* Problem statement *
The data below must be copied in full and without any change.

-- Start of Records --

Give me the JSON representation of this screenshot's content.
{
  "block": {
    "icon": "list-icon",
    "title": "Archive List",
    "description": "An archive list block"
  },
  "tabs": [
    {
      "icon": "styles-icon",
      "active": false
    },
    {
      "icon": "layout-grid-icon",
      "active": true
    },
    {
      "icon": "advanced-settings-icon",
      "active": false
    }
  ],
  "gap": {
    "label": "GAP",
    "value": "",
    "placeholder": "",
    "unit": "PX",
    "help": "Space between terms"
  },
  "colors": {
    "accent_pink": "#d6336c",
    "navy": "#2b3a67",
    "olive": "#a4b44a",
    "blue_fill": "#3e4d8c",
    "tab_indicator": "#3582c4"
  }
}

-- End of Records --

* The response *
Give me the JSON representation of this screenshot's content.
{
  "block": {
    "icon": "list-icon",
    "title": "Archive List",
    "description": "An archive list block"
  },
  "tabs": [
    {
      "icon": "styles-icon",
      "active": false
    },
    {
      "icon": "layout-grid-icon",
      "active": true
    },
    {
      "icon": "advanced-settings-icon",
      "active": false
    }
  ],
  "gap": {
    "label": "GAP",
    "value": "",
    "placeholder": "",
    "unit": "PX",
    "help": "Space between terms"
  },
  "colors": {
    "accent_pink": "#d6336c",
    "navy": "#2b3a67",
    "olive": "#a4b44a",
    "blue_fill": "#3e4d8c",
    "tab_indicator": "#3582c4"
  }
}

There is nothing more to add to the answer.